What you need to do:
Go over the entries below line by line, copying each one that contains the word "image".

Record extracts:
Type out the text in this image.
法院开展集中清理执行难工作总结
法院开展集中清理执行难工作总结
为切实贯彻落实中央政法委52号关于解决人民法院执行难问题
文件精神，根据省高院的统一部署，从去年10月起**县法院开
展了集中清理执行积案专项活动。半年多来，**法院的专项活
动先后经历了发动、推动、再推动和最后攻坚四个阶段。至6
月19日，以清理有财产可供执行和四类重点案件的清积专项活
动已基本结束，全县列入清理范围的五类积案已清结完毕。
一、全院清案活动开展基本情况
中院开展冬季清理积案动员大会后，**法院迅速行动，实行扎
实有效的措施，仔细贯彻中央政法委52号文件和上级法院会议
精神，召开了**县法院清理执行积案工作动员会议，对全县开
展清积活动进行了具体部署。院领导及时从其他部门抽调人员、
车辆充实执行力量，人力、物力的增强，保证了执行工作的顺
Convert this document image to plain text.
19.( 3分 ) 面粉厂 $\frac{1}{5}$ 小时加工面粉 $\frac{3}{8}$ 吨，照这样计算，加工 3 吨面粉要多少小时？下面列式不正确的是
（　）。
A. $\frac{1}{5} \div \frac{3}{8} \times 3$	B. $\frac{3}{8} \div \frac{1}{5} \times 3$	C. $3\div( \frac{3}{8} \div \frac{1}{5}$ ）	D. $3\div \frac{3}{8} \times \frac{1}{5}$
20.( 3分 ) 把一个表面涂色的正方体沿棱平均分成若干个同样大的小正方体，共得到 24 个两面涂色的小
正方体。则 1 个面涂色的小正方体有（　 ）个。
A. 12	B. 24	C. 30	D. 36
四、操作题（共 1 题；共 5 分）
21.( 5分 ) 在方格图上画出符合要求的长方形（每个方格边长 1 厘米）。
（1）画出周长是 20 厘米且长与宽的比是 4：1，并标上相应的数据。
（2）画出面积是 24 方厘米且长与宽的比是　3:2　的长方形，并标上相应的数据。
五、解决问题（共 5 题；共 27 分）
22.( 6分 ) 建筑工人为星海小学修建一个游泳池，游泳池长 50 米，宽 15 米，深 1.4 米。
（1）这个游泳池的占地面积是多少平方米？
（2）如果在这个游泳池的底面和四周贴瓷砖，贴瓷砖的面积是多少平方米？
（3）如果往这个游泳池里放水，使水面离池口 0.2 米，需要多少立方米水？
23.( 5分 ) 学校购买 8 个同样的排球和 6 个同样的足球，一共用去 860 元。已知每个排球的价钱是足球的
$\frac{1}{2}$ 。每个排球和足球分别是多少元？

The response:
Type out the text in this image.
Convert this document image to plain text.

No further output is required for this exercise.